Retype, exactly as written, every line from the one containing "What's the underlying" through the last line of the records below, both included; skip the pictures.

⁂

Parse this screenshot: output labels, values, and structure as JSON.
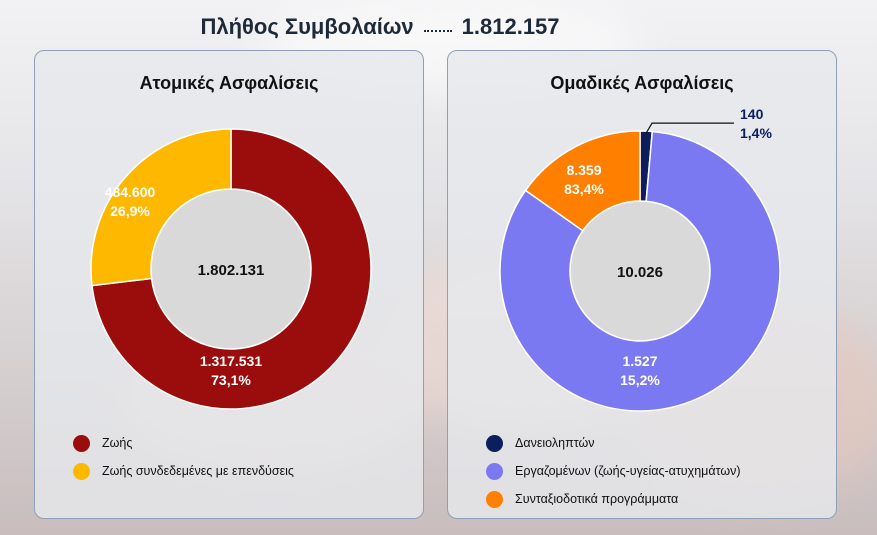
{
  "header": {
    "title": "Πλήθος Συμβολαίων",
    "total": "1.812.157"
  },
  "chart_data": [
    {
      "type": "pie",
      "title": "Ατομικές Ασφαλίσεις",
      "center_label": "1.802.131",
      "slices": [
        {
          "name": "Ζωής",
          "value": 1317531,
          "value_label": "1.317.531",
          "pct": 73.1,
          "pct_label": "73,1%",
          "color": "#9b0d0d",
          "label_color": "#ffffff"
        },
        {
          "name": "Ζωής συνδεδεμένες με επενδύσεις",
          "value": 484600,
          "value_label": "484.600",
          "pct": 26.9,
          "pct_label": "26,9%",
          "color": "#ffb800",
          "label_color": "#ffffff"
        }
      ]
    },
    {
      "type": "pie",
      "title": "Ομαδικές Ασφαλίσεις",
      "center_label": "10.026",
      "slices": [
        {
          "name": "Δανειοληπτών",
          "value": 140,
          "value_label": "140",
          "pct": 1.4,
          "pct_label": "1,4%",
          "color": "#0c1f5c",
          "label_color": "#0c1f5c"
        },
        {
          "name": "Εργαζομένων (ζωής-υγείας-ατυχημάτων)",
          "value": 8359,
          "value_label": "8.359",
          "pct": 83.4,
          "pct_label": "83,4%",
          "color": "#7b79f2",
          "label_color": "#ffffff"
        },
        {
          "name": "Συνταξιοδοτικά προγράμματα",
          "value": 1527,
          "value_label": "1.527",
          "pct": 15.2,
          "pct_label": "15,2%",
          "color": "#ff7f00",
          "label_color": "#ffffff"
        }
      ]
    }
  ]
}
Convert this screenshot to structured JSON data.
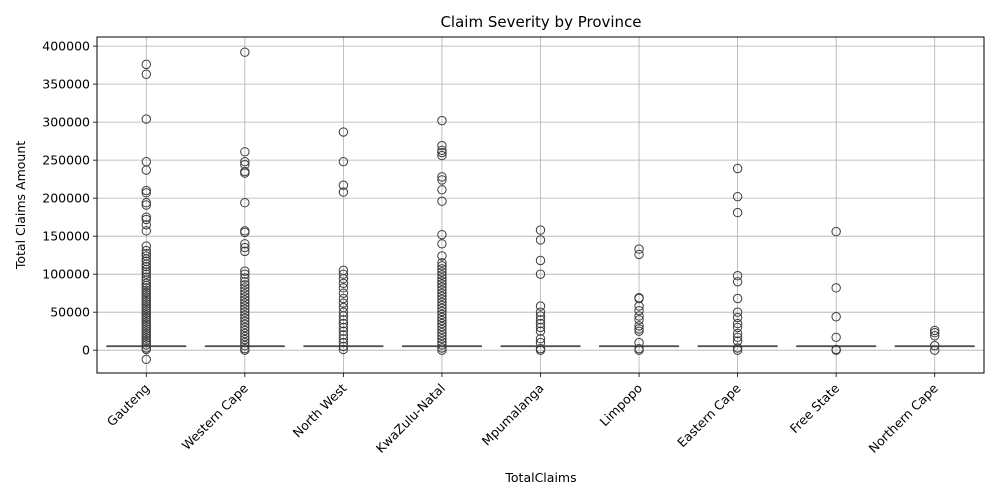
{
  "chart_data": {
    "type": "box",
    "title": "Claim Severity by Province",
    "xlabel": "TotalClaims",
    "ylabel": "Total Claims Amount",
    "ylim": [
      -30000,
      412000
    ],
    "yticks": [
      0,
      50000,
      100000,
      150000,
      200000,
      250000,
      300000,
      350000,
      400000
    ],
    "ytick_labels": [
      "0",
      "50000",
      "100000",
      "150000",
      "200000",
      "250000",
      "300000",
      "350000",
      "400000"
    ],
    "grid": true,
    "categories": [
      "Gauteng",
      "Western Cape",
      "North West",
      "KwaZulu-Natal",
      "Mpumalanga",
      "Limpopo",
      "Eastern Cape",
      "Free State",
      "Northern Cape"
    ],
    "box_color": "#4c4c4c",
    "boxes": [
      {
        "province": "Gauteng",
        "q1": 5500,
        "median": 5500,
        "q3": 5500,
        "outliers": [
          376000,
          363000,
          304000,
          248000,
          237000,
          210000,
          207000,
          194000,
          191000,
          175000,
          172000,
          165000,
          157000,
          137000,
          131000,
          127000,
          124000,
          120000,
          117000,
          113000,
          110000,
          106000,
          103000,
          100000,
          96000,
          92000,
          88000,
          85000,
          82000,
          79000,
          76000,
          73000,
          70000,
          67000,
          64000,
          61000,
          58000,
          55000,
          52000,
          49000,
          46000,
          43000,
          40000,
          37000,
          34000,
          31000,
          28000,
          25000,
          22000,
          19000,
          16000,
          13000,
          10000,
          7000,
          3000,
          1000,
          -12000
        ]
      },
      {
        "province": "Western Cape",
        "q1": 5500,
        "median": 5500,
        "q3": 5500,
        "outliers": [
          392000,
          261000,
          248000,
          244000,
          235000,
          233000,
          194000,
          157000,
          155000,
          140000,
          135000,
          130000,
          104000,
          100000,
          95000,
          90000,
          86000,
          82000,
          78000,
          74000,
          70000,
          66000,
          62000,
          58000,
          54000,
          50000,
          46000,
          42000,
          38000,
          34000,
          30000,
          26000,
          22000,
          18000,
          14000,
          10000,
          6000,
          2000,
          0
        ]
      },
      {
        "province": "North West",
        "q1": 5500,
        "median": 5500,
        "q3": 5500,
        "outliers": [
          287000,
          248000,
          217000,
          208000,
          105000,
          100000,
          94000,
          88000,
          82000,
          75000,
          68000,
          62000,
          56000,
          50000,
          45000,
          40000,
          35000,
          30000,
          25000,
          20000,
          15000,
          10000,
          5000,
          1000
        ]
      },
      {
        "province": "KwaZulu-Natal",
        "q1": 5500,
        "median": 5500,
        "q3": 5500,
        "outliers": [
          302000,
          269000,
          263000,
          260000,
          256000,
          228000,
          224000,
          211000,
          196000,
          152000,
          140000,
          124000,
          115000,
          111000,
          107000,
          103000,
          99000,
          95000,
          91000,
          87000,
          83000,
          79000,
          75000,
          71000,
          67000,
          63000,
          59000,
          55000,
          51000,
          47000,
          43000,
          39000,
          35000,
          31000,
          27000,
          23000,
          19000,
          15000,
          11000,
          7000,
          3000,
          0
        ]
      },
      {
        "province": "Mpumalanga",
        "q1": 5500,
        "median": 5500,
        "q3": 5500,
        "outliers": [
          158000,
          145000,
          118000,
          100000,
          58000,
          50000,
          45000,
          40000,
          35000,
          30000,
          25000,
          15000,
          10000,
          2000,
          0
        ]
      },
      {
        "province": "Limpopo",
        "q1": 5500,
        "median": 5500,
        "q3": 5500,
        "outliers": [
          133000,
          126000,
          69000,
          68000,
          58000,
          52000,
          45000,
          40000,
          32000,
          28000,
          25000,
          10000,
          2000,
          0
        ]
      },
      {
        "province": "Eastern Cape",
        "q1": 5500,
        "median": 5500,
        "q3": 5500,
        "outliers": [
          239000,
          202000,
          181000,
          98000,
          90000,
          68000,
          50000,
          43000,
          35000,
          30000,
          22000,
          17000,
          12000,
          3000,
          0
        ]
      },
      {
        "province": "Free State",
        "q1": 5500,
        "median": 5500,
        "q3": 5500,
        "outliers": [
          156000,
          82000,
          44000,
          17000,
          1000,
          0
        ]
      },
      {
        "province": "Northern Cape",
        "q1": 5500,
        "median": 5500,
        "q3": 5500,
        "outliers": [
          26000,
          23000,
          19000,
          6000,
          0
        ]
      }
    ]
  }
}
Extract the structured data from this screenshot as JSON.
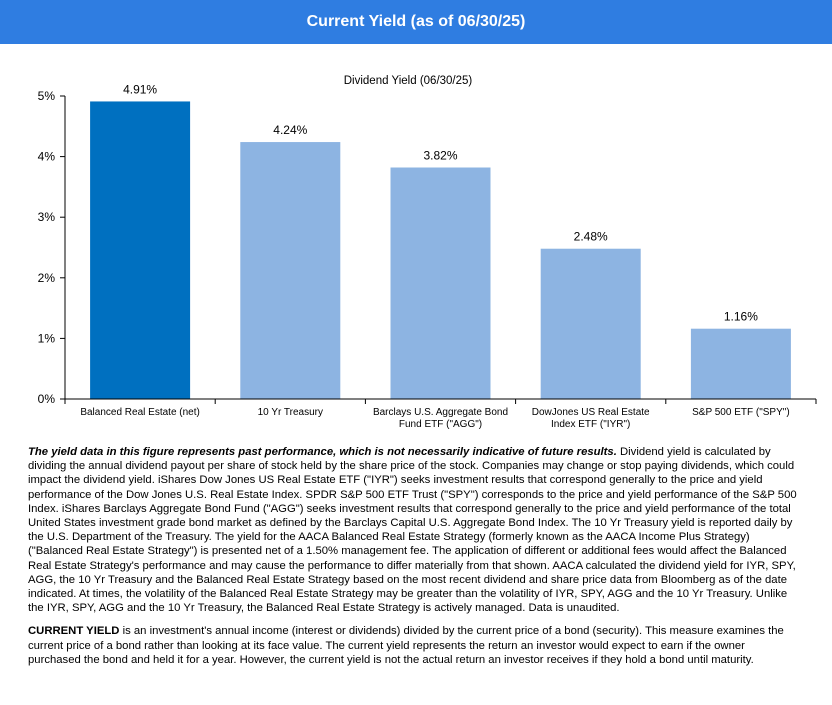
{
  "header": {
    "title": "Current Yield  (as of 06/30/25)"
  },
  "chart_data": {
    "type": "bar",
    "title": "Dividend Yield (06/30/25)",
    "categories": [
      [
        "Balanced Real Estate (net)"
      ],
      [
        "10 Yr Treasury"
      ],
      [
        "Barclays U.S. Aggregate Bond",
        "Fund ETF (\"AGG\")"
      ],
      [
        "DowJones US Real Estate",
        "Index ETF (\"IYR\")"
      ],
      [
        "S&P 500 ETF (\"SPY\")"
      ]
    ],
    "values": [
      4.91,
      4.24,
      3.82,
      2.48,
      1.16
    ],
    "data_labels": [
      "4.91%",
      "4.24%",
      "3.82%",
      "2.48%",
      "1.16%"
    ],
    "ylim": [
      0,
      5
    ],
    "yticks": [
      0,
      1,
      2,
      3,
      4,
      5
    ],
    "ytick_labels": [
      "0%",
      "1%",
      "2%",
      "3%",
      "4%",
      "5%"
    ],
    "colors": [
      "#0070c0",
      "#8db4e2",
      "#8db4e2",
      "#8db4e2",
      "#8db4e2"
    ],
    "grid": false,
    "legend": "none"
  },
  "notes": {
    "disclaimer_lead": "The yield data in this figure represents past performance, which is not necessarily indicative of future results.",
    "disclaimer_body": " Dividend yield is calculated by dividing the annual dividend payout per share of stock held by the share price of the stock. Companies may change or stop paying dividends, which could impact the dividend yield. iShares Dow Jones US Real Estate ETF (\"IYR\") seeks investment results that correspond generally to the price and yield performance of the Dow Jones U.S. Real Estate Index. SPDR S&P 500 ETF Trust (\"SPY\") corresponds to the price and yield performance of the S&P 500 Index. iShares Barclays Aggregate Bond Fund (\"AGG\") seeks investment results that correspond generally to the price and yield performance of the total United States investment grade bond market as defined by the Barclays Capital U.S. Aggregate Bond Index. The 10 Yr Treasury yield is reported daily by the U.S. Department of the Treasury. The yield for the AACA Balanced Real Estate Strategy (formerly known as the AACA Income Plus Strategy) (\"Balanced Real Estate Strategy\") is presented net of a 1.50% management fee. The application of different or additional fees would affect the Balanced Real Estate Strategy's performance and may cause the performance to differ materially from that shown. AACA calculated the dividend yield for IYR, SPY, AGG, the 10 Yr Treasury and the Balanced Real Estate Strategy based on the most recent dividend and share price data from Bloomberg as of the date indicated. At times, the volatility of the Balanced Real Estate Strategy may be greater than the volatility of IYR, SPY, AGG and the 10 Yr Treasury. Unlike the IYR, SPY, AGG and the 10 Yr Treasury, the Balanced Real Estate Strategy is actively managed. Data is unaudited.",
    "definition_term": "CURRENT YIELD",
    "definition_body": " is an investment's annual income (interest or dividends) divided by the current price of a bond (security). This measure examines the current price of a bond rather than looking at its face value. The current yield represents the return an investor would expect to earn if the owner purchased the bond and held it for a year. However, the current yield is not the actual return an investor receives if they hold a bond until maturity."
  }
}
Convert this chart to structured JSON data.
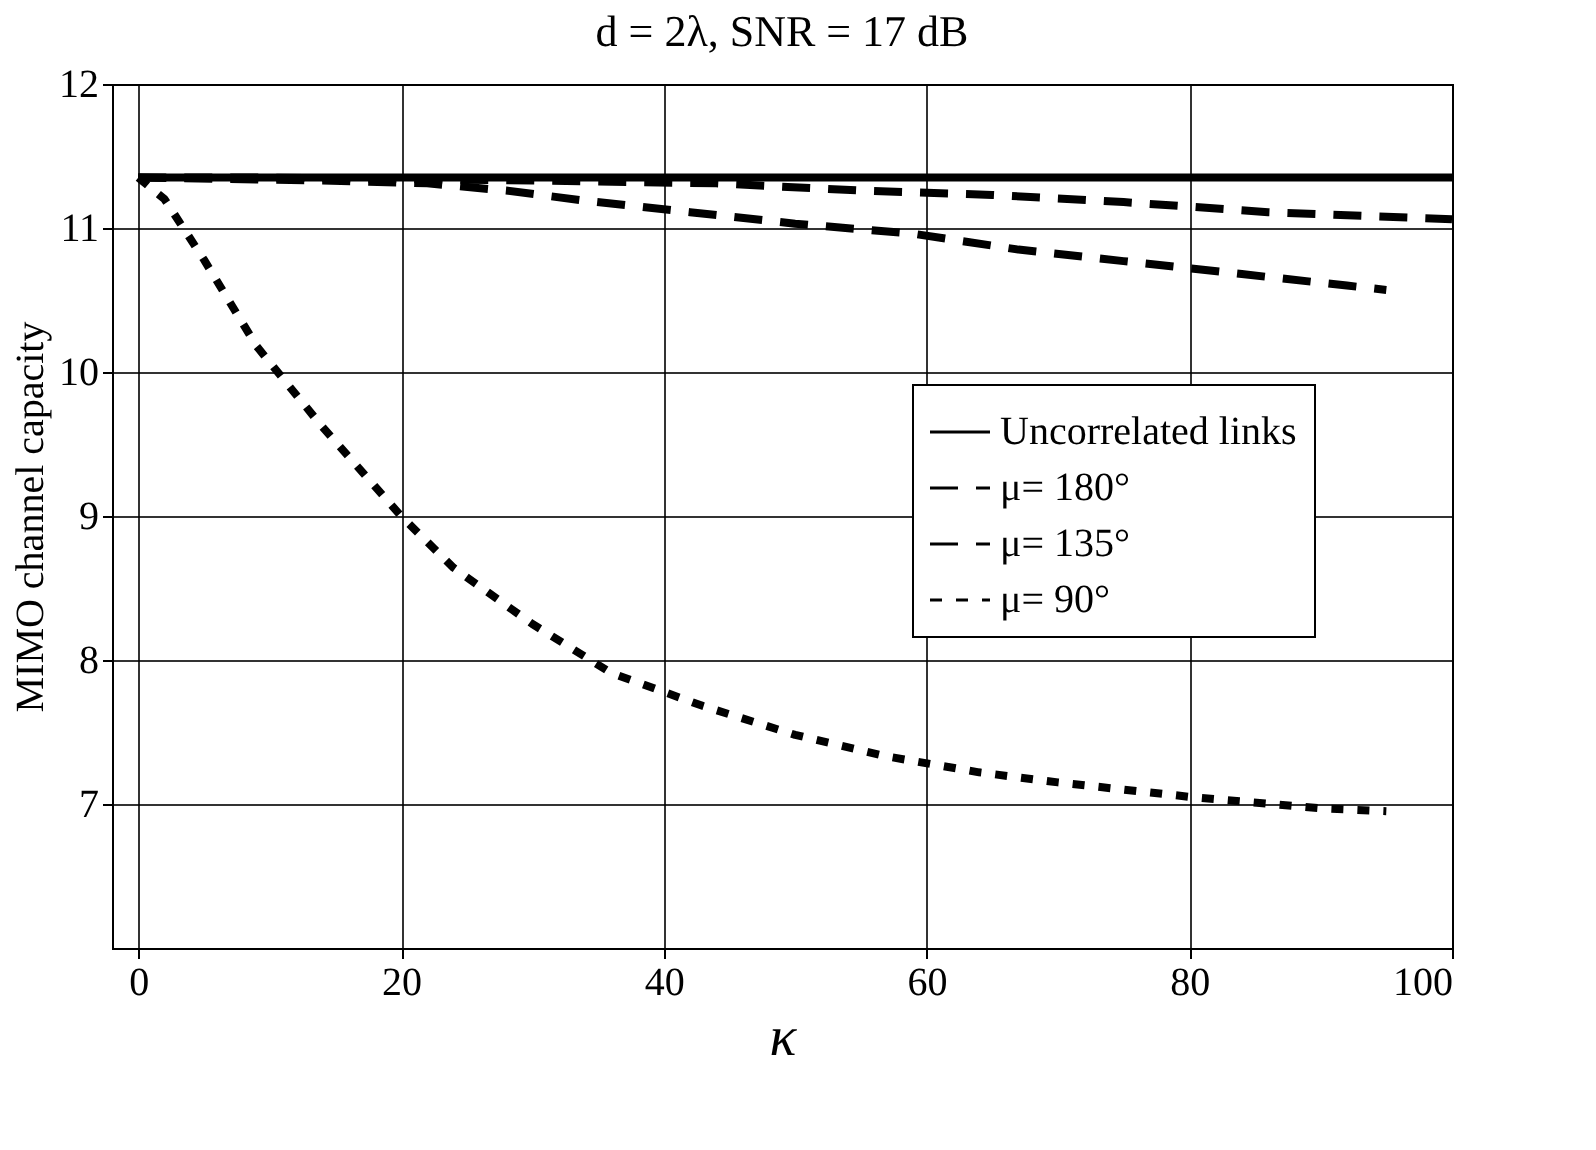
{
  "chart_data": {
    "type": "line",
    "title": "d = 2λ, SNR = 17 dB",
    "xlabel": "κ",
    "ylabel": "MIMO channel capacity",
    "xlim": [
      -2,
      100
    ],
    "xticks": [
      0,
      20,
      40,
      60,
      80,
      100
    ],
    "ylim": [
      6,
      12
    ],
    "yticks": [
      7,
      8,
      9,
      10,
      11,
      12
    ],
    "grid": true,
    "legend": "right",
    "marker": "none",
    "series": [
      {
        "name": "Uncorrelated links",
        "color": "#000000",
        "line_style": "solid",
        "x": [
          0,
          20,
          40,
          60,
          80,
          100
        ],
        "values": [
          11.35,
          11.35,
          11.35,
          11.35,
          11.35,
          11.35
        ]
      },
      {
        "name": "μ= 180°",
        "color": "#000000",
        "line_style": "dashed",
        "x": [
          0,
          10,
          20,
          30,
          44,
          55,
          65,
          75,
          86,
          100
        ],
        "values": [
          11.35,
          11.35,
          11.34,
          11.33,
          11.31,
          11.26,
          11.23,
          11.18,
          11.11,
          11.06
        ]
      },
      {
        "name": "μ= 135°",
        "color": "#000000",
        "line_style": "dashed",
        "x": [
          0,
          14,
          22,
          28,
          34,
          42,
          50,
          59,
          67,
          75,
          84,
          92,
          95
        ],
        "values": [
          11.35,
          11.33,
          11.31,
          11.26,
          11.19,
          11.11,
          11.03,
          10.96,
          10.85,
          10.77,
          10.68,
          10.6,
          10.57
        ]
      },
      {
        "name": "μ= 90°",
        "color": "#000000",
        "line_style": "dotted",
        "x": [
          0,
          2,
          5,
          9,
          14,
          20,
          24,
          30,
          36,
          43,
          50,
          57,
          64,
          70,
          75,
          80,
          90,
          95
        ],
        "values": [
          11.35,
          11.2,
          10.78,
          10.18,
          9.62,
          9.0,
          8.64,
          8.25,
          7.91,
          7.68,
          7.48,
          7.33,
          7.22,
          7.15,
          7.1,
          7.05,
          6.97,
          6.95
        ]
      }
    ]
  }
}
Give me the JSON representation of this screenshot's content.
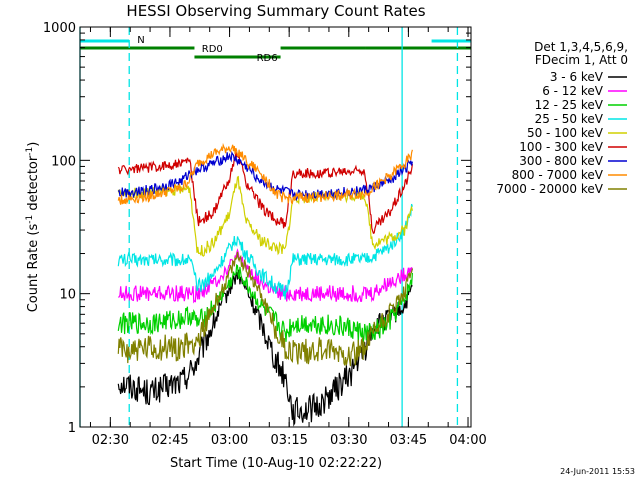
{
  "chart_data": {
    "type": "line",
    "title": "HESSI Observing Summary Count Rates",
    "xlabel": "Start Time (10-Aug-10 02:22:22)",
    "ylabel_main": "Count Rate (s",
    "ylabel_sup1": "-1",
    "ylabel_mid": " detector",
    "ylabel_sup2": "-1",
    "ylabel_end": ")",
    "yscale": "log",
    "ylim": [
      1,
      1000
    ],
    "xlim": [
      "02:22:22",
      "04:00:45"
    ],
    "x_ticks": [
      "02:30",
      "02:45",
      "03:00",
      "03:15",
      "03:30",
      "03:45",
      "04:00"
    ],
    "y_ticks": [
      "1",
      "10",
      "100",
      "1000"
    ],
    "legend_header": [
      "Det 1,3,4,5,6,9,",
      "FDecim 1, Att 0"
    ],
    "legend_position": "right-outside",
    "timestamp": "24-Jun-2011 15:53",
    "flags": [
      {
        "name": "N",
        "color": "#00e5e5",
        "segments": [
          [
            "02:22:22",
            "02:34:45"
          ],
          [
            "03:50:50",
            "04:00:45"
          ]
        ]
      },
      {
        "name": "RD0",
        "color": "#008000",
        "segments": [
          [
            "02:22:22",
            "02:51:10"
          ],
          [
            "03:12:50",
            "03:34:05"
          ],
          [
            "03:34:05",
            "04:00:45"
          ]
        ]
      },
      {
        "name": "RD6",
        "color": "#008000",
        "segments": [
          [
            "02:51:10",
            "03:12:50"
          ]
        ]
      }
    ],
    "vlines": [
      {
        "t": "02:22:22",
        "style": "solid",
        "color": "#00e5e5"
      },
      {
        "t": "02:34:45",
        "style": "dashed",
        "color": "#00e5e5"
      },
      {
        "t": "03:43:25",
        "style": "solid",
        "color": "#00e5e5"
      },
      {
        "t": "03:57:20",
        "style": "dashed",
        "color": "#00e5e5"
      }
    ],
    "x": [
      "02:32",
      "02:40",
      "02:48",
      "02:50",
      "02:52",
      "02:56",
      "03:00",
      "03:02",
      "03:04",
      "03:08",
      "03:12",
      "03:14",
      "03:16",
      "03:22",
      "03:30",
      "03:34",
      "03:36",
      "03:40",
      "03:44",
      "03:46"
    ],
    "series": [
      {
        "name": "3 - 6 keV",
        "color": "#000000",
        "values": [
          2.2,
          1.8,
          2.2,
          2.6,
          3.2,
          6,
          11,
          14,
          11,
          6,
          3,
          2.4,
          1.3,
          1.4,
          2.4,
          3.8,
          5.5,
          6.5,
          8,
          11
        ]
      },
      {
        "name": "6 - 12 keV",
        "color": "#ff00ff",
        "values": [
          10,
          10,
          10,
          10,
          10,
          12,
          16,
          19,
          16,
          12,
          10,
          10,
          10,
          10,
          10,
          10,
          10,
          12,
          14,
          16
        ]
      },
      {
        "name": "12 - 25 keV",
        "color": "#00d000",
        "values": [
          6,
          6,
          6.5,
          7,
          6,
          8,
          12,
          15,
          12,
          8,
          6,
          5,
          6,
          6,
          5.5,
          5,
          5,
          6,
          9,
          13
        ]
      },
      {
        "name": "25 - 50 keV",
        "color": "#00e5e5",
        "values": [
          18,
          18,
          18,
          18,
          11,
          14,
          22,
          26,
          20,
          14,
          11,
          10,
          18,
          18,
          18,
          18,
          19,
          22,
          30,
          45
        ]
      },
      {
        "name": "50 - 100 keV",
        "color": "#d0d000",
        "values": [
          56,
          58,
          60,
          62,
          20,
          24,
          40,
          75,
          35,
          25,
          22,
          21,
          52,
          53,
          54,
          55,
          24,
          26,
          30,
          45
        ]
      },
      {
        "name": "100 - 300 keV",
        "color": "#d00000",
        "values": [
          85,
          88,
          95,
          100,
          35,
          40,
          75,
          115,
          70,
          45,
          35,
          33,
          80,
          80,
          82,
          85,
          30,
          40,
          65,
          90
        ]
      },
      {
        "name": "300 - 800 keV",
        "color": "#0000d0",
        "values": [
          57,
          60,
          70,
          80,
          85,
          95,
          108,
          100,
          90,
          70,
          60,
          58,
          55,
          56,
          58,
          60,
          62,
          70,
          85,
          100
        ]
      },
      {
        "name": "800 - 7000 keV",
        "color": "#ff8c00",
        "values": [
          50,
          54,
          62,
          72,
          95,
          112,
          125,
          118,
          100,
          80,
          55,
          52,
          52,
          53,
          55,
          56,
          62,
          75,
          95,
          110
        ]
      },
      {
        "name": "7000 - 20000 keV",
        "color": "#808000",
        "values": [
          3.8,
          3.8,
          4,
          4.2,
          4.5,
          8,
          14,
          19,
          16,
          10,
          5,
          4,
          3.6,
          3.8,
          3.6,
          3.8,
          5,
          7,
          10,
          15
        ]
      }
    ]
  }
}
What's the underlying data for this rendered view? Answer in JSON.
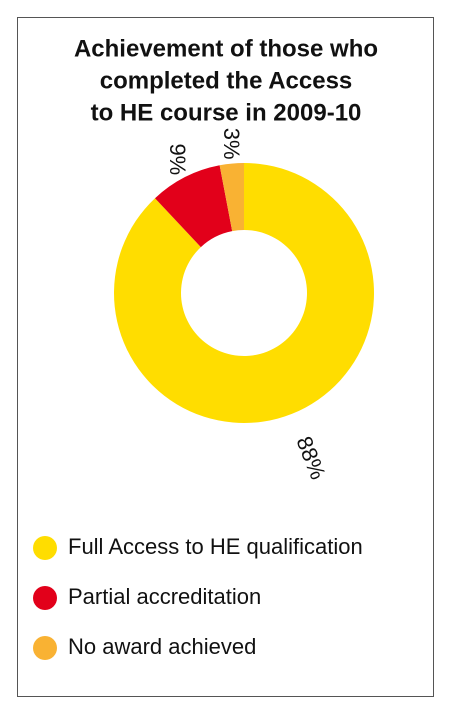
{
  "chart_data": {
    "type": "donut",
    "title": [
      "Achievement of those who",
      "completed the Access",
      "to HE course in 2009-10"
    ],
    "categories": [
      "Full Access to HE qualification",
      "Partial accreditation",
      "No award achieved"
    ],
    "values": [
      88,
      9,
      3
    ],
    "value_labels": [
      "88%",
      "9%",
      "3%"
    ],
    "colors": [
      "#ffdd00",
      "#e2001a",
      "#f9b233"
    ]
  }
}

⁂

▶ **Full solution**
What's the underlying data for this rendered view? Answer in JSON.
{
  "chart_data": {
    "type": "donut",
    "title": [
      "Achievement of those who",
      "completed the Access",
      "to HE course in 2009-10"
    ],
    "categories": [
      "Full Access to HE qualification",
      "Partial accreditation",
      "No award achieved"
    ],
    "values": [
      88,
      9,
      3
    ],
    "value_labels": [
      "88%",
      "9%",
      "3%"
    ],
    "colors": [
      "#ffdd00",
      "#e2001a",
      "#f9b233"
    ]
  }
}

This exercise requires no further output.